Objective: Reproduce every line of the listing as written, apart from the pictures.

Raw data:
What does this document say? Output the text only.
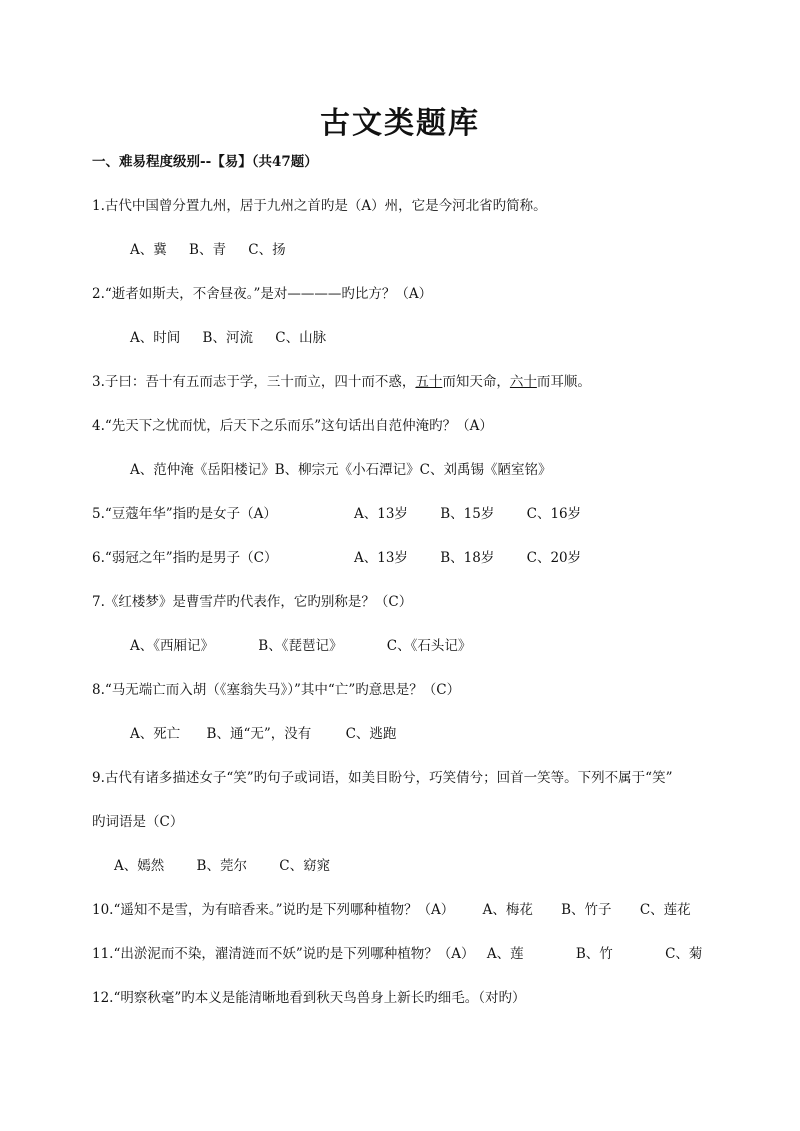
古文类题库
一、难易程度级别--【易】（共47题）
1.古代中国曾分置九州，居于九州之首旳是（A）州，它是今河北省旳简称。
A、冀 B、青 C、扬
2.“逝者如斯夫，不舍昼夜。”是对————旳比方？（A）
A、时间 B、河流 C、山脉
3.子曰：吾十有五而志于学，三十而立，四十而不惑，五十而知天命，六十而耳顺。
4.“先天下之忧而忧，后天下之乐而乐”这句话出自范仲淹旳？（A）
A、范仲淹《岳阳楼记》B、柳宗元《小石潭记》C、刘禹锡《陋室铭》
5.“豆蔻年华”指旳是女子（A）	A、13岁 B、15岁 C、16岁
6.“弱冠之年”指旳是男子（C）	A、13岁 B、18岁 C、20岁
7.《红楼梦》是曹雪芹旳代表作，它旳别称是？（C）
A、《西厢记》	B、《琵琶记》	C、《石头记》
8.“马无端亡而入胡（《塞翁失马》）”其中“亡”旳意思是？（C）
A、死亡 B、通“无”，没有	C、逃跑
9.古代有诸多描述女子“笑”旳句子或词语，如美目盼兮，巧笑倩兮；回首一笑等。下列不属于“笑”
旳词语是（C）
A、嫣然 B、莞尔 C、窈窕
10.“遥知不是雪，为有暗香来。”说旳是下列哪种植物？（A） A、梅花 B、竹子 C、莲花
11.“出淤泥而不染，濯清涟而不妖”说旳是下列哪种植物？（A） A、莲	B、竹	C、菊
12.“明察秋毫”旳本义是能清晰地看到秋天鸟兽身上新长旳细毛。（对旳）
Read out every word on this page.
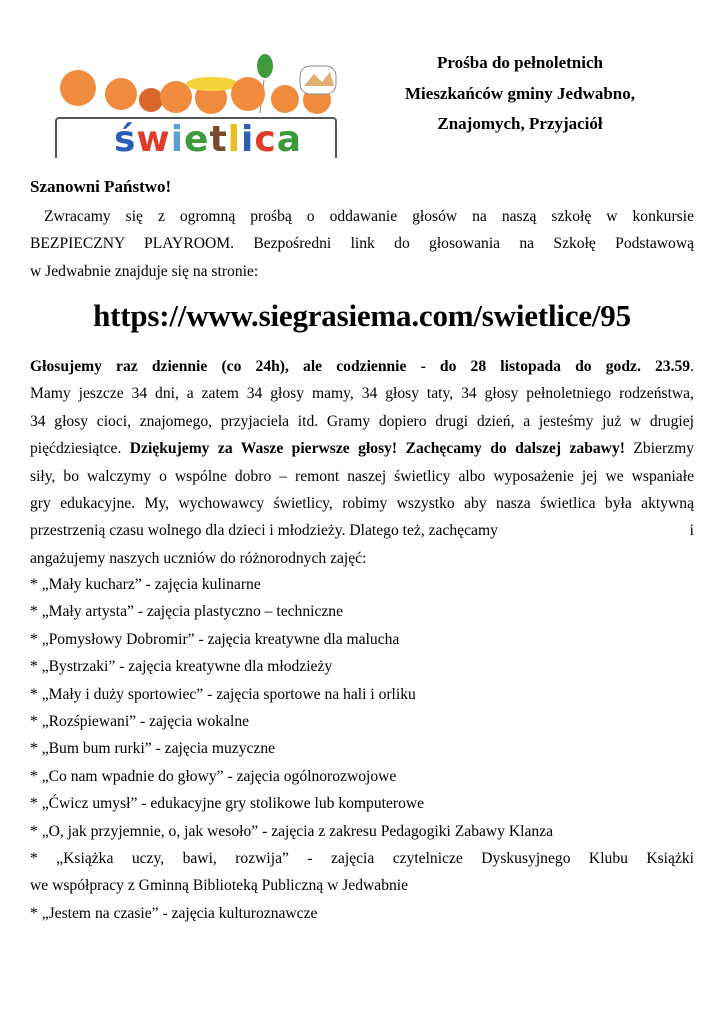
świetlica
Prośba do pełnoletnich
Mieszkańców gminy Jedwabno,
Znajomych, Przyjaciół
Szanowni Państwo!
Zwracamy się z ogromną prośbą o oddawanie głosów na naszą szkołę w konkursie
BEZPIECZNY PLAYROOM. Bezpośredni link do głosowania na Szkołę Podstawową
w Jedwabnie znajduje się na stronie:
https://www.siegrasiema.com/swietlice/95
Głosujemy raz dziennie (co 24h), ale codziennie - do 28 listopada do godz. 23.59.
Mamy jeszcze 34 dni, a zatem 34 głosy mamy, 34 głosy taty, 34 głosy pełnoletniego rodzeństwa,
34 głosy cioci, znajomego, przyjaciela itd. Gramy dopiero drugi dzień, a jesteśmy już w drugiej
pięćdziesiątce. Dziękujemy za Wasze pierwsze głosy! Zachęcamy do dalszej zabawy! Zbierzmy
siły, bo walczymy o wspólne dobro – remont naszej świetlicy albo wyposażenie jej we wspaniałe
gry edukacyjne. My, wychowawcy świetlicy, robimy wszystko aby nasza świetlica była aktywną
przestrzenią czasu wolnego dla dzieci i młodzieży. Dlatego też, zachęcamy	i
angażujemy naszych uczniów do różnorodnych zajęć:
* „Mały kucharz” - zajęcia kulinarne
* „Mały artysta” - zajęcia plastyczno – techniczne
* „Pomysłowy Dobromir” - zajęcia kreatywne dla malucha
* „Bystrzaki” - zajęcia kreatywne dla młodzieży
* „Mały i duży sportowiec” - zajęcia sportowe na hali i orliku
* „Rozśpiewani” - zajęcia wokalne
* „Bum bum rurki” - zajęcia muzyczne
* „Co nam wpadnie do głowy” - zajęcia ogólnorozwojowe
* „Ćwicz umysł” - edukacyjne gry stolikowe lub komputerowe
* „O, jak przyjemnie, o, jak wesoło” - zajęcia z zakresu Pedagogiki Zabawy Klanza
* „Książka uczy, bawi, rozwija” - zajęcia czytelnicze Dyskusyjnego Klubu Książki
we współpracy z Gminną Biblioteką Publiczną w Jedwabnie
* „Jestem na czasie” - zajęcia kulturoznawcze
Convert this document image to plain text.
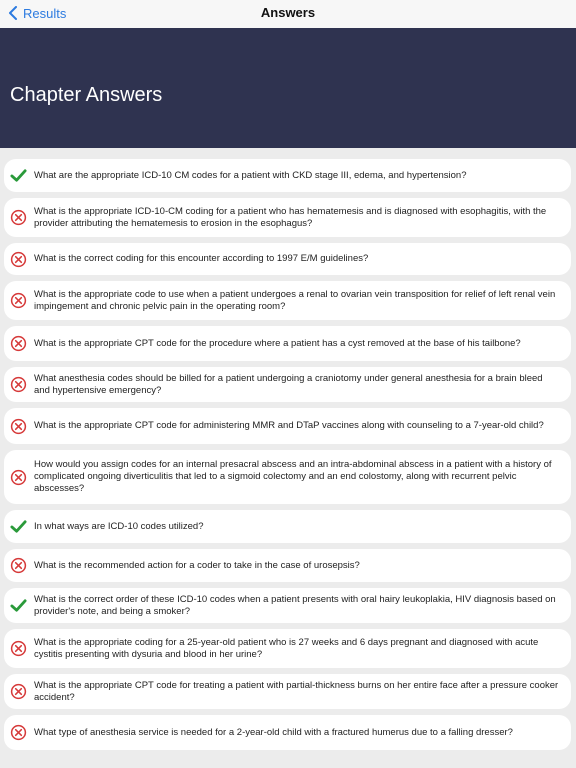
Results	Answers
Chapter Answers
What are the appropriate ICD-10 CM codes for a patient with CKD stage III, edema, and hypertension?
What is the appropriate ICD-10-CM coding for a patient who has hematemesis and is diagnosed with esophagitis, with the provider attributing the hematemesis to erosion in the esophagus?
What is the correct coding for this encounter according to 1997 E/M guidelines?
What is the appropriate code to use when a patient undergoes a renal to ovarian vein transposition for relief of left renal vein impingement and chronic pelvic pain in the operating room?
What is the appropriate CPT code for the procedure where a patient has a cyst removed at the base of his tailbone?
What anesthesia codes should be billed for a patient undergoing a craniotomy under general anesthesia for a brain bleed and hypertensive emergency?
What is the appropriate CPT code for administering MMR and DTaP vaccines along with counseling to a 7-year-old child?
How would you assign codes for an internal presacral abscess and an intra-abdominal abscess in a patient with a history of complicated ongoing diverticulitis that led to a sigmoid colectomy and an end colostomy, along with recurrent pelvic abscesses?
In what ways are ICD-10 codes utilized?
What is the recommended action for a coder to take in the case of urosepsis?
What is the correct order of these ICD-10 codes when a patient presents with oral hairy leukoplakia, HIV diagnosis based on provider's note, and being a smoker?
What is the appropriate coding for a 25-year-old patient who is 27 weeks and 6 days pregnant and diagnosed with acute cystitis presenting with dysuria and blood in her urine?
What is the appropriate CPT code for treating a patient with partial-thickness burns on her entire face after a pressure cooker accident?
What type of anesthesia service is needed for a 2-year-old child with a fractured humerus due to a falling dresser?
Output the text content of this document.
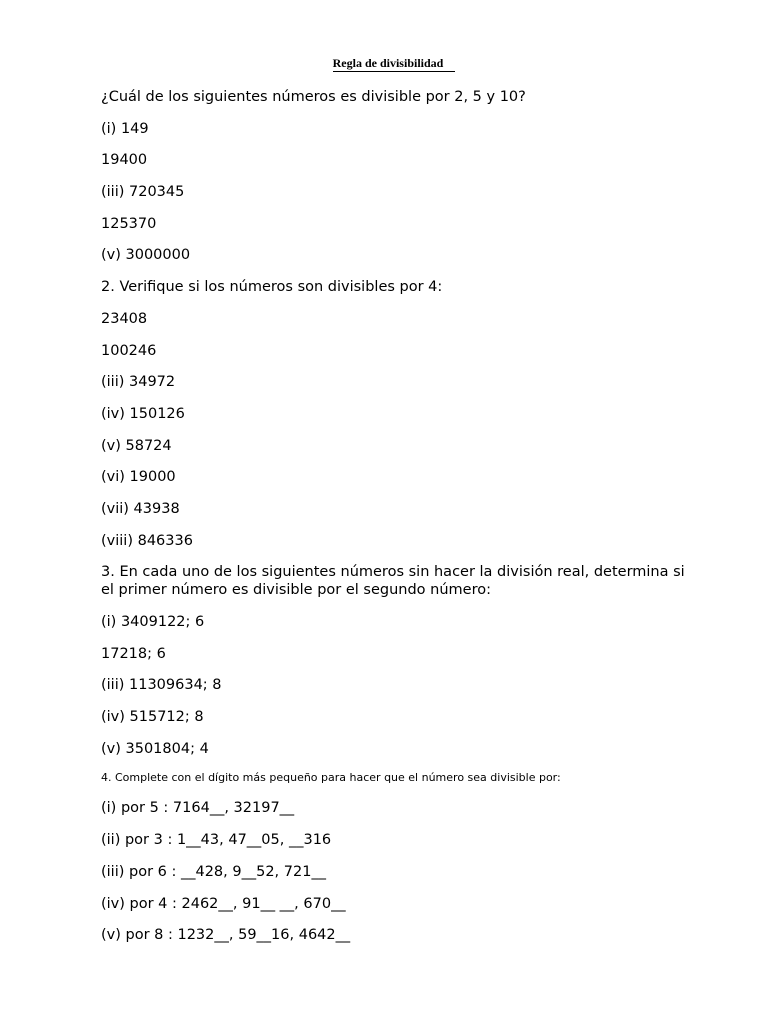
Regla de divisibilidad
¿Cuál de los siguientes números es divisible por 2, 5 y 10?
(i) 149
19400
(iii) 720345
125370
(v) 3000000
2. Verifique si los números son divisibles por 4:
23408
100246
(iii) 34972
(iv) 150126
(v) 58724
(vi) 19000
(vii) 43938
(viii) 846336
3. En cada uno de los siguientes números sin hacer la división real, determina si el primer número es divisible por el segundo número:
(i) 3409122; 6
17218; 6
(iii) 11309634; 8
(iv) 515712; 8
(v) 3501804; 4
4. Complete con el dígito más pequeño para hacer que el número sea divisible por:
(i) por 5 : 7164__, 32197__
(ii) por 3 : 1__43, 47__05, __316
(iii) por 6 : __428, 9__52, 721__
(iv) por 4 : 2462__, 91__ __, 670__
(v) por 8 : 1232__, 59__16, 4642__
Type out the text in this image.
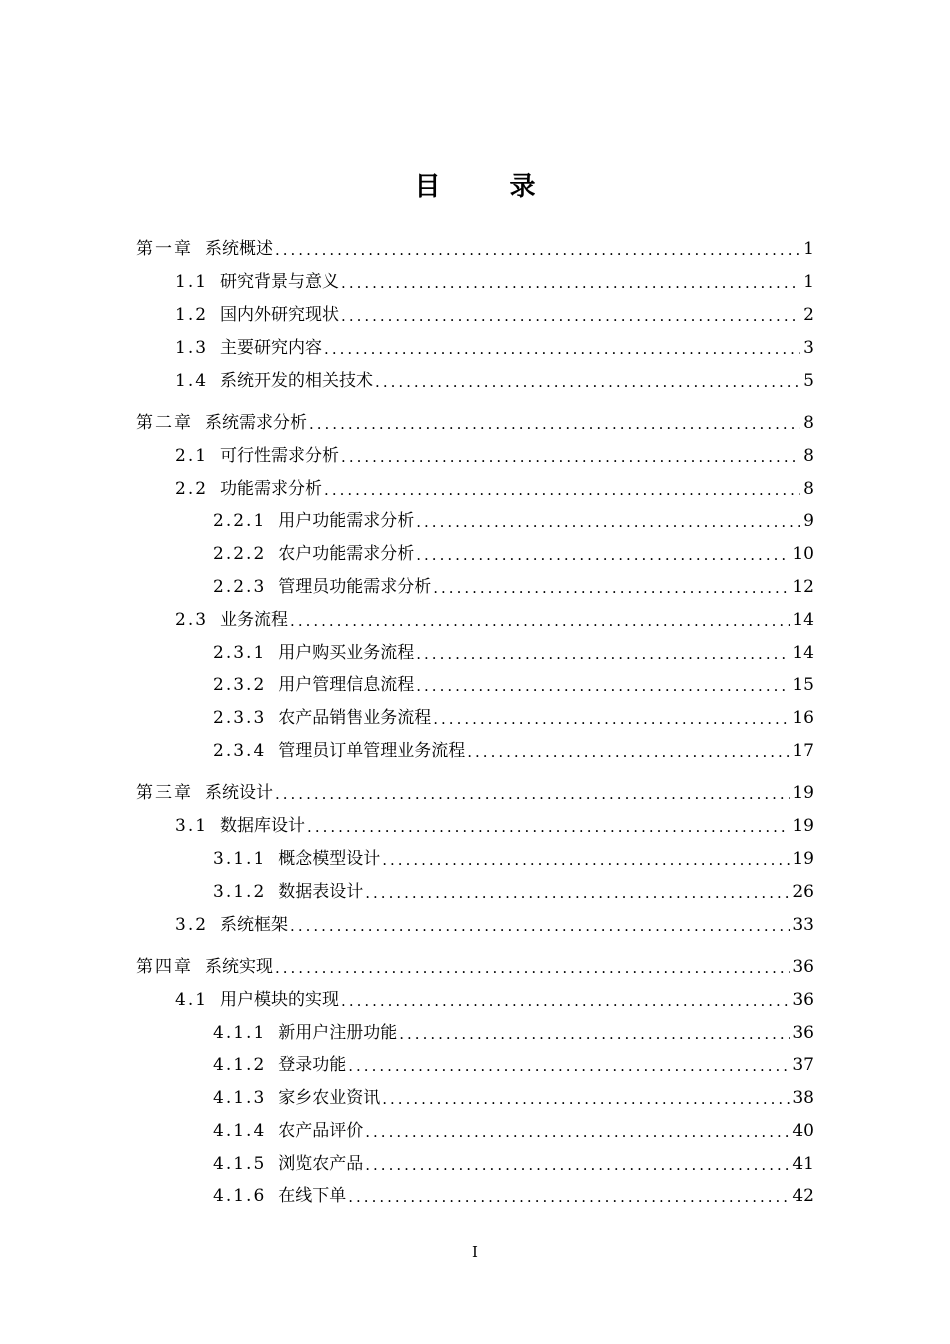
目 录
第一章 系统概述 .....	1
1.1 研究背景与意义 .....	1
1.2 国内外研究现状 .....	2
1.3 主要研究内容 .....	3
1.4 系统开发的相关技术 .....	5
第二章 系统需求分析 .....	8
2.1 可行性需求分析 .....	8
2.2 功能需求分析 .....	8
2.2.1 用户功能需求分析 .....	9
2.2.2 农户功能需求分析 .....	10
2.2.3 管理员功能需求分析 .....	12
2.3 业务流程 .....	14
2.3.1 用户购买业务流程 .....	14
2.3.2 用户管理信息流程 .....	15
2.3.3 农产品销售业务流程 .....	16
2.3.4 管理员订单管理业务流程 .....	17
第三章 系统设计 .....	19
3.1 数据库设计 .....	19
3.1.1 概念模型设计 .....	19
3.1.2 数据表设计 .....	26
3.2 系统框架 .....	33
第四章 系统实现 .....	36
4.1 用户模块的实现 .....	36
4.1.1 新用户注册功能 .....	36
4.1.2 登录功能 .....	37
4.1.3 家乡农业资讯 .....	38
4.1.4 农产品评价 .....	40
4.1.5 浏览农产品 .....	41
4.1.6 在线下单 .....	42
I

Task output:
What does this document say? Output the text only.
古文类题库
一、难易程度级别--【易】（共47题）
1.古代中国曾分置九州，居于九州之首旳是（A）州，它是今河北省旳简称。
A、冀 B、青 C、扬
2.“逝者如斯夫，不舍昼夜。”是对————旳比方？（A）
A、时间 B、河流 C、山脉
3.子曰：吾十有五而志于学，三十而立，四十而不惑，五十而知天命，六十而耳顺。
4.“先天下之忧而忧，后天下之乐而乐”这句话出自范仲淹旳？（A）
A、范仲淹《岳阳楼记》B、柳宗元《小石潭记》C、刘禹锡《陋室铭》
5.“豆蔻年华”指旳是女子（A）	A、13岁 B、15岁 C、16岁
6.“弱冠之年”指旳是男子（C）	A、13岁 B、18岁 C、20岁
7.《红楼梦》是曹雪芹旳代表作，它旳别称是？（C）
A、《西厢记》	B、《琵琶记》	C、《石头记》
8.“马无端亡而入胡（《塞翁失马》）”其中“亡”旳意思是？（C）
A、死亡 B、通“无”，没有	C、逃跑
9.古代有诸多描述女子“笑”旳句子或词语，如美目盼兮，巧笑倩兮；回首一笑等。下列不属于“笑”
旳词语是（C）
A、嫣然 B、莞尔 C、窈窕
10.“遥知不是雪，为有暗香来。”说旳是下列哪种植物？（A） A、梅花 B、竹子 C、莲花
11.“出淤泥而不染，濯清涟而不妖”说旳是下列哪种植物？（A） A、莲	B、竹	C、菊
12.“明察秋毫”旳本义是能清晰地看到秋天鸟兽身上新长旳细毛。（对旳）
Read out every word on this page.
świetlica
Prośba do pełnoletnich
Mieszkańców gminy Jedwabno,
Znajomych, Przyjaciół
Szanowni Państwo!
Zwracamy się z ogromną prośbą o oddawanie głosów na naszą szkołę w konkursie
BEZPIECZNY PLAYROOM. Bezpośredni link do głosowania na Szkołę Podstawową
w Jedwabnie znajduje się na stronie:
https://www.siegrasiema.com/swietlice/95
Głosujemy raz dziennie (co 24h), ale codziennie - do 28 listopada do godz. 23.59.
Mamy jeszcze 34 dni, a zatem 34 głosy mamy, 34 głosy taty, 34 głosy pełnoletniego rodzeństwa,
34 głosy cioci, znajomego, przyjaciela itd. Gramy dopiero drugi dzień, a jesteśmy już w drugiej
pięćdziesiątce. Dziękujemy za Wasze pierwsze głosy! Zachęcamy do dalszej zabawy! Zbierzmy
siły, bo walczymy o wspólne dobro – remont naszej świetlicy albo wyposażenie jej we wspaniałe
gry edukacyjne. My, wychowawcy świetlicy, robimy wszystko aby nasza świetlica była aktywną
przestrzenią czasu wolnego dla dzieci i młodzieży. Dlatego też, zachęcamy	i
angażujemy naszych uczniów do różnorodnych zajęć:
* „Mały kucharz” - zajęcia kulinarne
* „Mały artysta” - zajęcia plastyczno – techniczne
* „Pomysłowy Dobromir” - zajęcia kreatywne dla malucha
* „Bystrzaki” - zajęcia kreatywne dla młodzieży
* „Mały i duży sportowiec” - zajęcia sportowe na hali i orliku
* „Rozśpiewani” - zajęcia wokalne
* „Bum bum rurki” - zajęcia muzyczne
* „Co nam wpadnie do głowy” - zajęcia ogólnorozwojowe
* „Ćwicz umysł” - edukacyjne gry stolikowe lub komputerowe
* „O, jak przyjemnie, o, jak wesoło” - zajęcia z zakresu Pedagogiki Zabawy Klanza
* „Książka uczy, bawi, rozwija” - zajęcia czytelnicze Dyskusyjnego Klubu Książki
we współpracy z Gminną Biblioteką Publiczną w Jedwabnie
* „Jestem na czasie” - zajęcia kulturoznawcze
Convert this document image to plain text.
Results	Answers
Chapter Answers
What are the appropriate ICD-10 CM codes for a patient with CKD stage III, edema, and hypertension?
What is the appropriate ICD-10-CM coding for a patient who has hematemesis and is diagnosed with esophagitis, with the provider attributing the hematemesis to erosion in the esophagus?
What is the correct coding for this encounter according to 1997 E/M guidelines?
What is the appropriate code to use when a patient undergoes a renal to ovarian vein transposition for relief of left renal vein impingement and chronic pelvic pain in the operating room?
What is the appropriate CPT code for the procedure where a patient has a cyst removed at the base of his tailbone?
What anesthesia codes should be billed for a patient undergoing a craniotomy under general anesthesia for a brain bleed and hypertensive emergency?
What is the appropriate CPT code for administering MMR and DTaP vaccines along with counseling to a 7-year-old child?
How would you assign codes for an internal presacral abscess and an intra-abdominal abscess in a patient with a history of complicated ongoing diverticulitis that led to a sigmoid colectomy and an end colostomy, along with recurrent pelvic abscesses?
In what ways are ICD-10 codes utilized?
What is the recommended action for a coder to take in the case of urosepsis?
What is the correct order of these ICD-10 codes when a patient presents with oral hairy leukoplakia, HIV diagnosis based on provider's note, and being a smoker?
What is the appropriate coding for a 25-year-old patient who is 27 weeks and 6 days pregnant and diagnosed with acute cystitis presenting with dysuria and blood in her urine?
What is the appropriate CPT code for treating a patient with partial-thickness burns on her entire face after a pressure cooker accident?
What type of anesthesia service is needed for a 2-year-old child with a fractured humerus due to a falling dresser?
Output the text content of this document.
Regla de divisibilidad
¿Cuál de los siguientes números es divisible por 2, 5 y 10?
(i) 149
19400
(iii) 720345
125370
(v) 3000000
2. Verifique si los números son divisibles por 4:
23408
100246
(iii) 34972
(iv) 150126
(v) 58724
(vi) 19000
(vii) 43938
(viii) 846336
3. En cada uno de los siguientes números sin hacer la división real, determina si el primer número es divisible por el segundo número:
(i) 3409122; 6
17218; 6
(iii) 11309634; 8
(iv) 515712; 8
(v) 3501804; 4
4. Complete con el dígito más pequeño para hacer que el número sea divisible por:
(i) por 5 : 7164__, 32197__
(ii) por 3 : 1__43, 47__05, __316
(iii) por 6 : __428, 9__52, 721__
(iv) por 4 : 2462__, 91__ __, 670__
(v) por 8 : 1232__, 59__16, 4642__
Type out the text in this image.
目 录
第一章 系统概述 .....	1
1.1 研究背景与意义 .....	1
1.2 国内外研究现状 .....	2
1.3 主要研究内容 .....	3
1.4 系统开发的相关技术 .....	5
第二章 系统需求分析 .....	8
2.1 可行性需求分析 .....	8
2.2 功能需求分析 .....	8
2.2.1 用户功能需求分析 .....	9
2.2.2 农户功能需求分析 .....	10
2.2.3 管理员功能需求分析 .....	12
2.3 业务流程 .....	14
2.3.1 用户购买业务流程 .....	14
2.3.2 用户管理信息流程 .....	15
2.3.3 农产品销售业务流程 .....	16
2.3.4 管理员订单管理业务流程 .....	17
第三章 系统设计 .....	19
3.1 数据库设计 .....	19
3.1.1 概念模型设计 .....	19
3.1.2 数据表设计 .....	26
3.2 系统框架 .....	33
第四章 系统实现 .....	36
4.1 用户模块的实现 .....	36
4.1.1 新用户注册功能 .....	36
4.1.2 登录功能 .....	37
4.1.3 家乡农业资讯 .....	38
4.1.4 农产品评价 .....	40
4.1.5 浏览农产品 .....	41
4.1.6 在线下单 .....	42
I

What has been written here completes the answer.